Records from a data source →
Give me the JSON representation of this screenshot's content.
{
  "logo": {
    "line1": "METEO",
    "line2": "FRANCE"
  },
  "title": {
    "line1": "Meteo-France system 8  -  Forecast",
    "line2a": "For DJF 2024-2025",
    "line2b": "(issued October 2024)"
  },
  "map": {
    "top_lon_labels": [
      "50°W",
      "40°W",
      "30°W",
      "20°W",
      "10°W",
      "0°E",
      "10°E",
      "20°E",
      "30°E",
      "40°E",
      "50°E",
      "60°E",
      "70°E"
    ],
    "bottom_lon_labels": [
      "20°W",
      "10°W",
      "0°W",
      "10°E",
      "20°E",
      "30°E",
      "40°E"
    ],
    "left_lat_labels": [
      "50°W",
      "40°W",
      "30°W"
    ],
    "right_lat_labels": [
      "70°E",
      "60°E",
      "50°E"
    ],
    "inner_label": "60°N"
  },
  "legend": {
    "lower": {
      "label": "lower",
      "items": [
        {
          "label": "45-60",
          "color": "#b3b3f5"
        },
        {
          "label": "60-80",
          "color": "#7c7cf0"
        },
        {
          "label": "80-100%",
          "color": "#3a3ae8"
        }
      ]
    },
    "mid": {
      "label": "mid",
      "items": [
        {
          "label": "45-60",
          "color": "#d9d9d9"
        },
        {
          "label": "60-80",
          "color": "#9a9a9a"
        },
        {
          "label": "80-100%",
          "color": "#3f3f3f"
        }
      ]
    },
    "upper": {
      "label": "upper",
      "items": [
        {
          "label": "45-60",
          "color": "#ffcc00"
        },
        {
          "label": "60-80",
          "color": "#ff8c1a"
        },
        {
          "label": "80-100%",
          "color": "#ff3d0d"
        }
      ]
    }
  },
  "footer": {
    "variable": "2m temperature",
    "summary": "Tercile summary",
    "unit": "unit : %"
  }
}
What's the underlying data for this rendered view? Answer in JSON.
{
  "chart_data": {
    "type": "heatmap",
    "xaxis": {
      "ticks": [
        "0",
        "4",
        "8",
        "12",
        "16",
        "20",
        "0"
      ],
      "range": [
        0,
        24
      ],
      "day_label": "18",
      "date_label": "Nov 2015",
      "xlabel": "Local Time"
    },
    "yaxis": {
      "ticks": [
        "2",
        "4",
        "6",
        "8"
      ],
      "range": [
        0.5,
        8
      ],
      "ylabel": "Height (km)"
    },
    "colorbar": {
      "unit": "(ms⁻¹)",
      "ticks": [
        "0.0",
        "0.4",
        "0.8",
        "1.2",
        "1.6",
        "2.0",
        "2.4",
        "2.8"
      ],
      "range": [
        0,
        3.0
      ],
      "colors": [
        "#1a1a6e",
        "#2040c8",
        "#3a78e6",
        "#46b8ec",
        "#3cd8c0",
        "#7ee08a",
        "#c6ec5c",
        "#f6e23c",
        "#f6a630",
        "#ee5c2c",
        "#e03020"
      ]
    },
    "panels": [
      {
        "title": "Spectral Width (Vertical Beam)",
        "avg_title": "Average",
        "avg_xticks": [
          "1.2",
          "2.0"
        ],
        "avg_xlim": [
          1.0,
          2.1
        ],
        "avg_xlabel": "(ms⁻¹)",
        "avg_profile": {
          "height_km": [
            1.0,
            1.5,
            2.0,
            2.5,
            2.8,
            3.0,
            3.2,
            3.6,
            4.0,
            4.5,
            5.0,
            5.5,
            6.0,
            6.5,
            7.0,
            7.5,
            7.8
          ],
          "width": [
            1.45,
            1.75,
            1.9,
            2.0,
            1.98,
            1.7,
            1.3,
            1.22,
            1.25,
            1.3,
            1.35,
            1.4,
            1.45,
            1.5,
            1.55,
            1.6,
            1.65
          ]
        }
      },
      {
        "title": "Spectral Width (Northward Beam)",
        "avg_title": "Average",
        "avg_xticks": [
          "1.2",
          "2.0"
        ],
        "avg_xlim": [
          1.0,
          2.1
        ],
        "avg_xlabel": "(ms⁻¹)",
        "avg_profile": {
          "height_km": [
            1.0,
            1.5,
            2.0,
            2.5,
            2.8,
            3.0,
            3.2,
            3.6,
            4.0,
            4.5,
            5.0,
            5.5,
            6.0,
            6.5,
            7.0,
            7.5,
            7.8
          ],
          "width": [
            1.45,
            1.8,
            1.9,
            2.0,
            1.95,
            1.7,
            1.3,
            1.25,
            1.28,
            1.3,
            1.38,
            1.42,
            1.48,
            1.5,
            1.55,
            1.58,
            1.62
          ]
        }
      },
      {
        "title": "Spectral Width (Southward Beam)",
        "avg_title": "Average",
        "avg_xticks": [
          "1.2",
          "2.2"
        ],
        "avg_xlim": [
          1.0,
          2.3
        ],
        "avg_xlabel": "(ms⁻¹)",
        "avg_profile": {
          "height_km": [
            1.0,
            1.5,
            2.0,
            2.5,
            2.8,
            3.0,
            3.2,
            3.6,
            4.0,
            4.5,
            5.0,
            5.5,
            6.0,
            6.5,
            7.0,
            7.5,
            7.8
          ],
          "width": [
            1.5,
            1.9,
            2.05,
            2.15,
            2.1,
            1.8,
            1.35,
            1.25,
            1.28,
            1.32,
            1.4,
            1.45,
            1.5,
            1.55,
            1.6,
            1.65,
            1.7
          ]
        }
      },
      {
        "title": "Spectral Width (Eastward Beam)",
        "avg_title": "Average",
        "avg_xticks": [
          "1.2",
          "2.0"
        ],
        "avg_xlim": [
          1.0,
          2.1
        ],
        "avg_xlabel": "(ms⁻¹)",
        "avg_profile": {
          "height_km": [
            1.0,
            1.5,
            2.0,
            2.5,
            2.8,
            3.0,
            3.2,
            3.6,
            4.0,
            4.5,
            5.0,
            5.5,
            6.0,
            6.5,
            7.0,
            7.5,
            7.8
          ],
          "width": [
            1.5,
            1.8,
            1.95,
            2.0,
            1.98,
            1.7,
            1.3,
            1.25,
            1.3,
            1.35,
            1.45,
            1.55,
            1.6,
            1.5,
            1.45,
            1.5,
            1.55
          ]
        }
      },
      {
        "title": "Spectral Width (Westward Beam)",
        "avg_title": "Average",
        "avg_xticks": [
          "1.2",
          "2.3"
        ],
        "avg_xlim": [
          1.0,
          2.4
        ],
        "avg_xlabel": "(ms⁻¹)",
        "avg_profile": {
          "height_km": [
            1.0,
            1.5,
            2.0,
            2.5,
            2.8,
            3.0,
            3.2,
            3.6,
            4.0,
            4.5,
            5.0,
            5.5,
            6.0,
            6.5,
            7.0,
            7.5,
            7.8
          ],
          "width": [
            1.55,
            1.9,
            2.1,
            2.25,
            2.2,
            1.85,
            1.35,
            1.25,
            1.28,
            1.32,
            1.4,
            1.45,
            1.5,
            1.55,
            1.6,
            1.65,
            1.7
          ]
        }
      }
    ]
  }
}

What is needed → Output each record precisely as given.

Result of the task →
Give me the JSON representation of this screenshot's content.
{
  "logo": {
    "line1": "METEO",
    "line2": "FRANCE"
  },
  "title": {
    "line1": "Meteo-France system 8  -  Forecast",
    "line2a": "For DJF 2024-2025",
    "line2b": "(issued October 2024)"
  },
  "map": {
    "top_lon_labels": [
      "50°W",
      "40°W",
      "30°W",
      "20°W",
      "10°W",
      "0°E",
      "10°E",
      "20°E",
      "30°E",
      "40°E",
      "50°E",
      "60°E",
      "70°E"
    ],
    "bottom_lon_labels": [
      "20°W",
      "10°W",
      "0°W",
      "10°E",
      "20°E",
      "30°E",
      "40°E"
    ],
    "left_lat_labels": [
      "50°W",
      "40°W",
      "30°W"
    ],
    "right_lat_labels": [
      "70°E",
      "60°E",
      "50°E"
    ],
    "inner_label": "60°N"
  },
  "legend": {
    "lower": {
      "label": "lower",
      "items": [
        {
          "label": "45-60",
          "color": "#b3b3f5"
        },
        {
          "label": "60-80",
          "color": "#7c7cf0"
        },
        {
          "label": "80-100%",
          "color": "#3a3ae8"
        }
      ]
    },
    "mid": {
      "label": "mid",
      "items": [
        {
          "label": "45-60",
          "color": "#d9d9d9"
        },
        {
          "label": "60-80",
          "color": "#9a9a9a"
        },
        {
          "label": "80-100%",
          "color": "#3f3f3f"
        }
      ]
    },
    "upper": {
      "label": "upper",
      "items": [
        {
          "label": "45-60",
          "color": "#ffcc00"
        },
        {
          "label": "60-80",
          "color": "#ff8c1a"
        },
        {
          "label": "80-100%",
          "color": "#ff3d0d"
        }
      ]
    }
  },
  "footer": {
    "variable": "2m temperature",
    "summary": "Tercile summary",
    "unit": "unit : %"
  }
}
What's the underlying data for this rendered view? Answer in JSON.
{
  "chart_data": {
    "type": "heatmap",
    "xaxis": {
      "ticks": [
        "0",
        "4",
        "8",
        "12",
        "16",
        "20",
        "0"
      ],
      "range": [
        0,
        24
      ],
      "day_label": "18",
      "date_label": "Nov 2015",
      "xlabel": "Local Time"
    },
    "yaxis": {
      "ticks": [
        "2",
        "4",
        "6",
        "8"
      ],
      "range": [
        0.5,
        8
      ],
      "ylabel": "Height (km)"
    },
    "colorbar": {
      "unit": "(ms⁻¹)",
      "ticks": [
        "0.0",
        "0.4",
        "0.8",
        "1.2",
        "1.6",
        "2.0",
        "2.4",
        "2.8"
      ],
      "range": [
        0,
        3.0
      ],
      "colors": [
        "#1a1a6e",
        "#2040c8",
        "#3a78e6",
        "#46b8ec",
        "#3cd8c0",
        "#7ee08a",
        "#c6ec5c",
        "#f6e23c",
        "#f6a630",
        "#ee5c2c",
        "#e03020"
      ]
    },
    "panels": [
      {
        "title": "Spectral Width (Vertical Beam)",
        "avg_title": "Average",
        "avg_xticks": [
          "1.2",
          "2.0"
        ],
        "avg_xlim": [
          1.0,
          2.1
        ],
        "avg_xlabel": "(ms⁻¹)",
        "avg_profile": {
          "height_km": [
            1.0,
            1.5,
            2.0,
            2.5,
            2.8,
            3.0,
            3.2,
            3.6,
            4.0,
            4.5,
            5.0,
            5.5,
            6.0,
            6.5,
            7.0,
            7.5,
            7.8
          ],
          "width": [
            1.45,
            1.75,
            1.9,
            2.0,
            1.98,
            1.7,
            1.3,
            1.22,
            1.25,
            1.3,
            1.35,
            1.4,
            1.45,
            1.5,
            1.55,
            1.6,
            1.65
          ]
        }
      },
      {
        "title": "Spectral Width (Northward Beam)",
        "avg_title": "Average",
        "avg_xticks": [
          "1.2",
          "2.0"
        ],
        "avg_xlim": [
          1.0,
          2.1
        ],
        "avg_xlabel": "(ms⁻¹)",
        "avg_profile": {
          "height_km": [
            1.0,
            1.5,
            2.0,
            2.5,
            2.8,
            3.0,
            3.2,
            3.6,
            4.0,
            4.5,
            5.0,
            5.5,
            6.0,
            6.5,
            7.0,
            7.5,
            7.8
          ],
          "width": [
            1.45,
            1.8,
            1.9,
            2.0,
            1.95,
            1.7,
            1.3,
            1.25,
            1.28,
            1.3,
            1.38,
            1.42,
            1.48,
            1.5,
            1.55,
            1.58,
            1.62
          ]
        }
      },
      {
        "title": "Spectral Width (Southward Beam)",
        "avg_title": "Average",
        "avg_xticks": [
          "1.2",
          "2.2"
        ],
        "avg_xlim": [
          1.0,
          2.3
        ],
        "avg_xlabel": "(ms⁻¹)",
        "avg_profile": {
          "height_km": [
            1.0,
            1.5,
            2.0,
            2.5,
            2.8,
            3.0,
            3.2,
            3.6,
            4.0,
            4.5,
            5.0,
            5.5,
            6.0,
            6.5,
            7.0,
            7.5,
            7.8
          ],
          "width": [
            1.5,
            1.9,
            2.05,
            2.15,
            2.1,
            1.8,
            1.35,
            1.25,
            1.28,
            1.32,
            1.4,
            1.45,
            1.5,
            1.55,
            1.6,
            1.65,
            1.7
          ]
        }
      },
      {
        "title": "Spectral Width (Eastward Beam)",
        "avg_title": "Average",
        "avg_xticks": [
          "1.2",
          "2.0"
        ],
        "avg_xlim": [
          1.0,
          2.1
        ],
        "avg_xlabel": "(ms⁻¹)",
        "avg_profile": {
          "height_km": [
            1.0,
            1.5,
            2.0,
            2.5,
            2.8,
            3.0,
            3.2,
            3.6,
            4.0,
            4.5,
            5.0,
            5.5,
            6.0,
            6.5,
            7.0,
            7.5,
            7.8
          ],
          "width": [
            1.5,
            1.8,
            1.95,
            2.0,
            1.98,
            1.7,
            1.3,
            1.25,
            1.3,
            1.35,
            1.45,
            1.55,
            1.6,
            1.5,
            1.45,
            1.5,
            1.55
          ]
        }
      },
      {
        "title": "Spectral Width (Westward Beam)",
        "avg_title": "Average",
        "avg_xticks": [
          "1.2",
          "2.3"
        ],
        "avg_xlim": [
          1.0,
          2.4
        ],
        "avg_xlabel": "(ms⁻¹)",
        "avg_profile": {
          "height_km": [
            1.0,
            1.5,
            2.0,
            2.5,
            2.8,
            3.0,
            3.2,
            3.6,
            4.0,
            4.5,
            5.0,
            5.5,
            6.0,
            6.5,
            7.0,
            7.5,
            7.8
          ],
          "width": [
            1.55,
            1.9,
            2.1,
            2.25,
            2.2,
            1.85,
            1.35,
            1.25,
            1.28,
            1.32,
            1.4,
            1.45,
            1.5,
            1.55,
            1.6,
            1.65,
            1.7
          ]
        }
      }
    ]
  }
}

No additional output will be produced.